§ OBJECTIVE: Copy out every line of the records where the string "description" occurs.

§ DATA FOR PROCESSING:

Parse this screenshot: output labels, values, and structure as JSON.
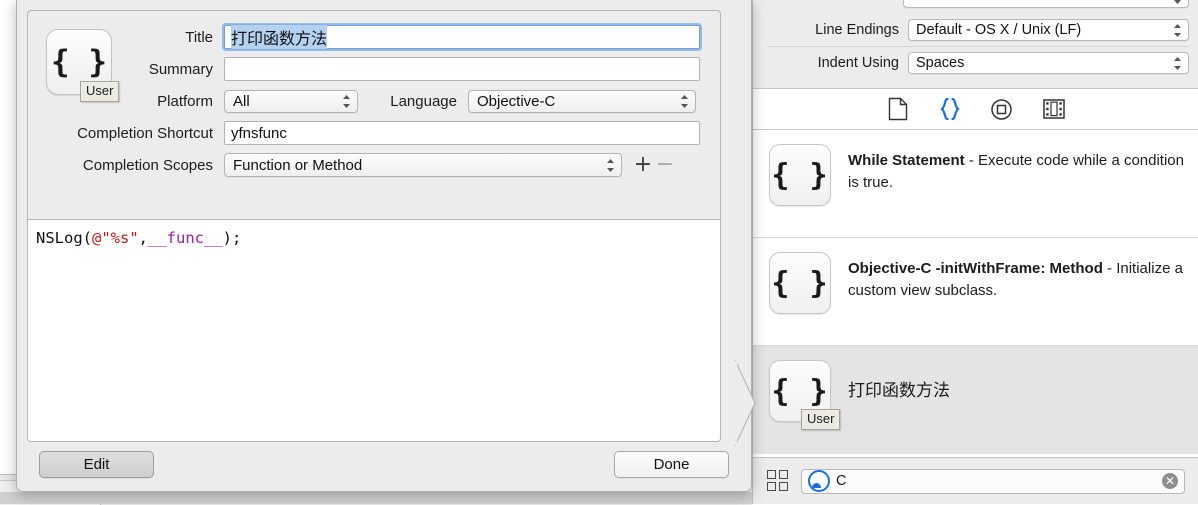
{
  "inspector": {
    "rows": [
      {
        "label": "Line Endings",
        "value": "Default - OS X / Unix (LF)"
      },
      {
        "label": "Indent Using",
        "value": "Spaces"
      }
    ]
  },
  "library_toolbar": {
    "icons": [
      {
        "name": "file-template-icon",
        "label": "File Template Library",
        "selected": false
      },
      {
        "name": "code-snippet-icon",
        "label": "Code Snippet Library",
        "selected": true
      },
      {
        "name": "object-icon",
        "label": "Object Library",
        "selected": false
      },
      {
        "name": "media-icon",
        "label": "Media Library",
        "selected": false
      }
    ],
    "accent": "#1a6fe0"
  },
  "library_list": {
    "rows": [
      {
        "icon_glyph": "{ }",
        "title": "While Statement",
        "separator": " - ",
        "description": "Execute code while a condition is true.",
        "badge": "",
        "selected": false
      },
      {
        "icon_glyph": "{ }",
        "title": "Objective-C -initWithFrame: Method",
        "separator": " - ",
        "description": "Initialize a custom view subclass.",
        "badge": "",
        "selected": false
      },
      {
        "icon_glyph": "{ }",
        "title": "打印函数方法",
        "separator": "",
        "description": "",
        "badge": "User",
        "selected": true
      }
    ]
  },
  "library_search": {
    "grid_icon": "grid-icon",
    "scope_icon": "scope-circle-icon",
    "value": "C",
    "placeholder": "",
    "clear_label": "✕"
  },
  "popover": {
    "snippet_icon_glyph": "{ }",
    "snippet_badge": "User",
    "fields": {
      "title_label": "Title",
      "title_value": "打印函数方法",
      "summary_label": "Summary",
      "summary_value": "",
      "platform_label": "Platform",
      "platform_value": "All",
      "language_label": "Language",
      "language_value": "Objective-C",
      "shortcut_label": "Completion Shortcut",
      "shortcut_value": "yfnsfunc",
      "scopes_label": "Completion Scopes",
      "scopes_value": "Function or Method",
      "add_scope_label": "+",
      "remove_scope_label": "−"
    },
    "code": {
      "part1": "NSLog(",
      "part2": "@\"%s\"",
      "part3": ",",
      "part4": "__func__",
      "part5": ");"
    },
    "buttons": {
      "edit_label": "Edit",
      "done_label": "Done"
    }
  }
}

--

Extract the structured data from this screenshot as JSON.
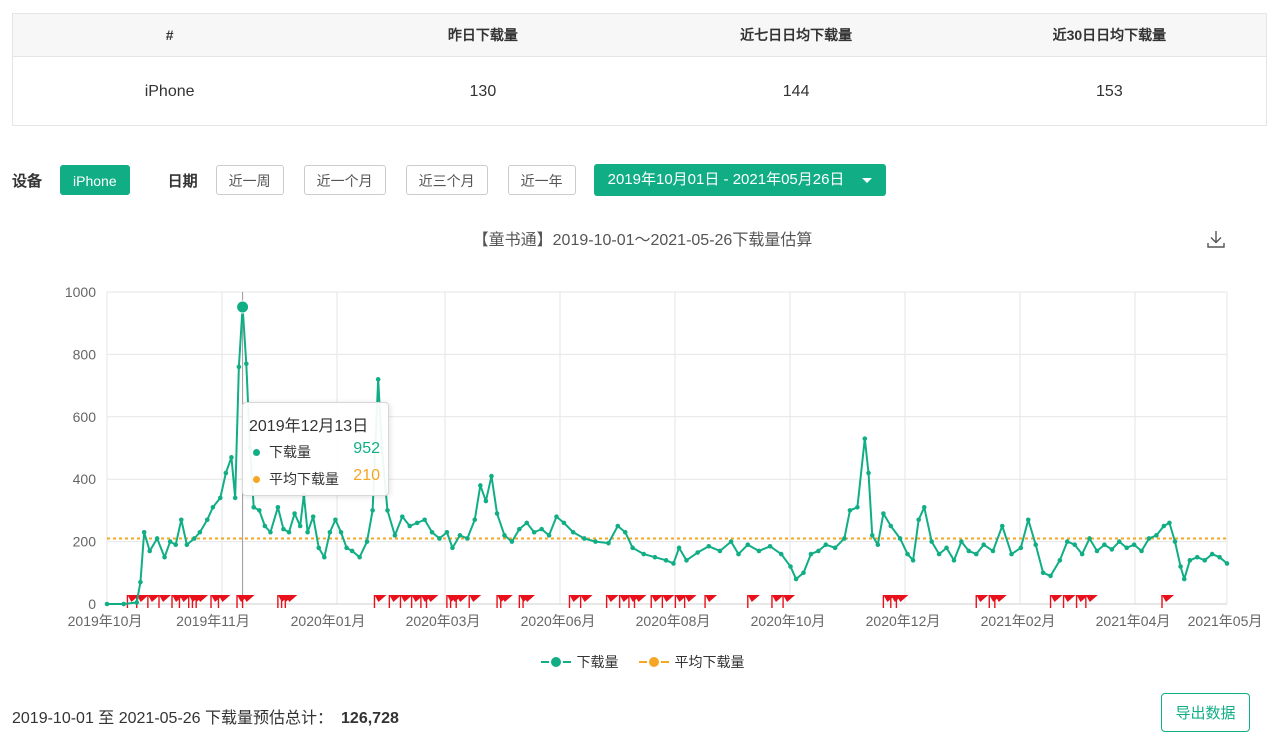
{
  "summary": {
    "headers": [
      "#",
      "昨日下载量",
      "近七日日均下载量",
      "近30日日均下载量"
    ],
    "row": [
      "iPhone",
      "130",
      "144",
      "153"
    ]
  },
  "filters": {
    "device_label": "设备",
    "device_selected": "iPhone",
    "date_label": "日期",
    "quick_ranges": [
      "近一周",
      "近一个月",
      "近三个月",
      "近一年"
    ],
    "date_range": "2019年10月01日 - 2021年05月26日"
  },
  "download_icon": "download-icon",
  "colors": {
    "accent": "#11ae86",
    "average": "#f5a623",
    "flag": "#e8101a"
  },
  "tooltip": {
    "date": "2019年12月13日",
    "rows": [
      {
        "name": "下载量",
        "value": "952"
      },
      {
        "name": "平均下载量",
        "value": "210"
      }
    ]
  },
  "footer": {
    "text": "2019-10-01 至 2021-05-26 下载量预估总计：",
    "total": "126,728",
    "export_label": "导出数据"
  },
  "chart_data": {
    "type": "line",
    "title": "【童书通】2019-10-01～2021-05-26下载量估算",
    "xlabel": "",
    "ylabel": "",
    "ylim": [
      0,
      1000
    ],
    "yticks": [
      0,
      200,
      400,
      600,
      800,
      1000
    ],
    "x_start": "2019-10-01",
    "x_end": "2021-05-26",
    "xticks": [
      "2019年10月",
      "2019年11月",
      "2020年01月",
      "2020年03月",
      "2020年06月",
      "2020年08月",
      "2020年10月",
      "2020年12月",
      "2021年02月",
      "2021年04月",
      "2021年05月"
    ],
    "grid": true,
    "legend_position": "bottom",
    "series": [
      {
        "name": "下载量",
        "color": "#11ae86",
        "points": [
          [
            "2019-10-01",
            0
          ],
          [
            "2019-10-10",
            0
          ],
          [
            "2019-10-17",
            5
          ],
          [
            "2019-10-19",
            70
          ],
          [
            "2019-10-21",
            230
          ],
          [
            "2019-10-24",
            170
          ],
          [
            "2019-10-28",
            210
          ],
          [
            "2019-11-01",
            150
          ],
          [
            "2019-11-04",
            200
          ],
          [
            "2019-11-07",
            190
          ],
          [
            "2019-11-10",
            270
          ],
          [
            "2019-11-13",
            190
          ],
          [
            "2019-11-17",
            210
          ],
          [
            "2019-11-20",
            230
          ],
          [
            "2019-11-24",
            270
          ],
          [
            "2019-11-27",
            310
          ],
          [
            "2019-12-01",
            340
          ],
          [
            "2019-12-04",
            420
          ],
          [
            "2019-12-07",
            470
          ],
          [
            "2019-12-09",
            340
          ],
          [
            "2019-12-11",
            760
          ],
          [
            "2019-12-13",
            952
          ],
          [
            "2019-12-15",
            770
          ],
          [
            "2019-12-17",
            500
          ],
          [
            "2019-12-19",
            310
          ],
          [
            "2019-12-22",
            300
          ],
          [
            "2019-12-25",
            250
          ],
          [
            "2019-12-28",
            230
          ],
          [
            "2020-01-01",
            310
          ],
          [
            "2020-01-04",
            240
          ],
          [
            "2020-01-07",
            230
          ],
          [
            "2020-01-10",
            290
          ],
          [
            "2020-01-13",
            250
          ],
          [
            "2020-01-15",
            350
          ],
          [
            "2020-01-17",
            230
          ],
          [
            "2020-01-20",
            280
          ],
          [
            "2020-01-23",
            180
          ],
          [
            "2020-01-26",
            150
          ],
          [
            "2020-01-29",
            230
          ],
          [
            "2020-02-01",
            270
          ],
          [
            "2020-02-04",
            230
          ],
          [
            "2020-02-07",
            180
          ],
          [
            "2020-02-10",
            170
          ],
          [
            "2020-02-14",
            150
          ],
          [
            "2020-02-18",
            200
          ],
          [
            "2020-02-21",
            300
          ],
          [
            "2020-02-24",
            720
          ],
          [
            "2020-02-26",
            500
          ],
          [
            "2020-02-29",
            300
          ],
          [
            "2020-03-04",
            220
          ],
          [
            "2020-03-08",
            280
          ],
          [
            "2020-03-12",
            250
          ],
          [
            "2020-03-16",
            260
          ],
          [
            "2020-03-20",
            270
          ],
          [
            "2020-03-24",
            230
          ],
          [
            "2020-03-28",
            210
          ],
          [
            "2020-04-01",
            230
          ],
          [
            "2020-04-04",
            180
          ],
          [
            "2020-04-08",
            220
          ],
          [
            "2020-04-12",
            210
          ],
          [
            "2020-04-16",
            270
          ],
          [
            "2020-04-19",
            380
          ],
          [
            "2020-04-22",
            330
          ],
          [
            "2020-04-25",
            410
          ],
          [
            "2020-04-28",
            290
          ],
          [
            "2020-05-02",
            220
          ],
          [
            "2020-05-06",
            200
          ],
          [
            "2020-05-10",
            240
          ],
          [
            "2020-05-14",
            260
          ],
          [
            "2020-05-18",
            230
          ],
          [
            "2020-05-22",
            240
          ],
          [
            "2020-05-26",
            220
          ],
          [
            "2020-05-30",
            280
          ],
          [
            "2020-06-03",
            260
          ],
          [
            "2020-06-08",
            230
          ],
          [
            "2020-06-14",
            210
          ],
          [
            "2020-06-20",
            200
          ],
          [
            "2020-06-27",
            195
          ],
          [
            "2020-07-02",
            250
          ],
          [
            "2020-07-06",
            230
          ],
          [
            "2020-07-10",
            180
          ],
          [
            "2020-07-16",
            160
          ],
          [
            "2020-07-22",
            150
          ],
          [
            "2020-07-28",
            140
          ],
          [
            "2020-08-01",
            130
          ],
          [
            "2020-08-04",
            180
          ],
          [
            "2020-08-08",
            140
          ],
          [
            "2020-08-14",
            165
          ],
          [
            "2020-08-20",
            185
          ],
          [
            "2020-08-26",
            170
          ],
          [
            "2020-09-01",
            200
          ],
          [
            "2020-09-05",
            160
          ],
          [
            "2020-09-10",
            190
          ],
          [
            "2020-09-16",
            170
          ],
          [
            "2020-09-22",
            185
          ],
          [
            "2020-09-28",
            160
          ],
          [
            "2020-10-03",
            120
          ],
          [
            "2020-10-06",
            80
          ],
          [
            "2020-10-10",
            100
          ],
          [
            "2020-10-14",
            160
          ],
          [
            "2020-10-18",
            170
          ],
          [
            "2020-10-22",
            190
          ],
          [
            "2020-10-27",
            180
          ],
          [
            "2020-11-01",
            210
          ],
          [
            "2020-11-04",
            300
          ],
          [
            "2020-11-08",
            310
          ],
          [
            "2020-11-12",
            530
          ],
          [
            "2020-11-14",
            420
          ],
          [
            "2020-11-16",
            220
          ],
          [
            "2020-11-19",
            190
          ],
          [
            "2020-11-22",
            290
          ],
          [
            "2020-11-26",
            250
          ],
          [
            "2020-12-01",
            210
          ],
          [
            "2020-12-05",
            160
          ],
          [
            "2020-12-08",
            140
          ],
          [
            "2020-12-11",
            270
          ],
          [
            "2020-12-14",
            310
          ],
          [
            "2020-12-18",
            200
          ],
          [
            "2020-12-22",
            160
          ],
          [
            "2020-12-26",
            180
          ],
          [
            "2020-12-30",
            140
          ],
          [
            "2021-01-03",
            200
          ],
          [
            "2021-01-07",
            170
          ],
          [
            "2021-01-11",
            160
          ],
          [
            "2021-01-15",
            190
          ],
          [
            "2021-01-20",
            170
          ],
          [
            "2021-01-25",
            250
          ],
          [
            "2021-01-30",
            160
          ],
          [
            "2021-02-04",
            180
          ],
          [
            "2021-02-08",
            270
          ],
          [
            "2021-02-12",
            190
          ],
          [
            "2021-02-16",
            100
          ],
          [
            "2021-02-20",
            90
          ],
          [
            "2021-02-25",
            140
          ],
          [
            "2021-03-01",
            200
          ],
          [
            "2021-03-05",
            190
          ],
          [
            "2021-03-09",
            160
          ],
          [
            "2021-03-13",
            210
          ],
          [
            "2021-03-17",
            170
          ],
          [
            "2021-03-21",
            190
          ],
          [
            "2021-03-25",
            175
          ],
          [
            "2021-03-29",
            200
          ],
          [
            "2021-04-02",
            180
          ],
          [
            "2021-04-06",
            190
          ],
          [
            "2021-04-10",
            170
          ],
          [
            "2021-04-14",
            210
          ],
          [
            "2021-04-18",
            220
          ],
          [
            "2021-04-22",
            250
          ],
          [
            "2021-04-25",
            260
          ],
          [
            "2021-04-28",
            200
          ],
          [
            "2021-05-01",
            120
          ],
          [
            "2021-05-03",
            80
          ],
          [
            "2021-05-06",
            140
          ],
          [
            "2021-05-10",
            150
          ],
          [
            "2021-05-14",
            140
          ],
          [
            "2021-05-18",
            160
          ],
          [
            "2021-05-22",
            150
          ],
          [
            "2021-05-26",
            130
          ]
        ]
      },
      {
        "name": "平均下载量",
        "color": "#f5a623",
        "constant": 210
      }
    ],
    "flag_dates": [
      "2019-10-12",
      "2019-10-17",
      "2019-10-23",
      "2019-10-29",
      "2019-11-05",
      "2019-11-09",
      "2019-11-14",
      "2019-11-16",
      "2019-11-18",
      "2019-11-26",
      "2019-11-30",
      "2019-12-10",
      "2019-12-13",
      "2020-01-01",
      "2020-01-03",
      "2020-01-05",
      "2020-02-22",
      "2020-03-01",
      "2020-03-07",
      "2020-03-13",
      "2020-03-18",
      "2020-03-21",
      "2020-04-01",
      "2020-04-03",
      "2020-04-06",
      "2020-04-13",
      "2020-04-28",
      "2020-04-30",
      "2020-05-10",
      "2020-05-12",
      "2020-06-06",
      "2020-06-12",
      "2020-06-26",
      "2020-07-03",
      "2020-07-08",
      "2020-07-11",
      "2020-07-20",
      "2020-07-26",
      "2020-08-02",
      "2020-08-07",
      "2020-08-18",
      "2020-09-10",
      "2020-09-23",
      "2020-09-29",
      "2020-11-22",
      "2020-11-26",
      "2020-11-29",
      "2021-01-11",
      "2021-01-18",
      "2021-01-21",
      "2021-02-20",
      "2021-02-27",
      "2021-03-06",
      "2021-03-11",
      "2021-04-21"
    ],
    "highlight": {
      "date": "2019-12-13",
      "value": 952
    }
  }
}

§ RIGHT ANSWER:
        "description": "Execute code while a condition is true.",
        "description": "Initialize a custom view subclass.",
        "description": "",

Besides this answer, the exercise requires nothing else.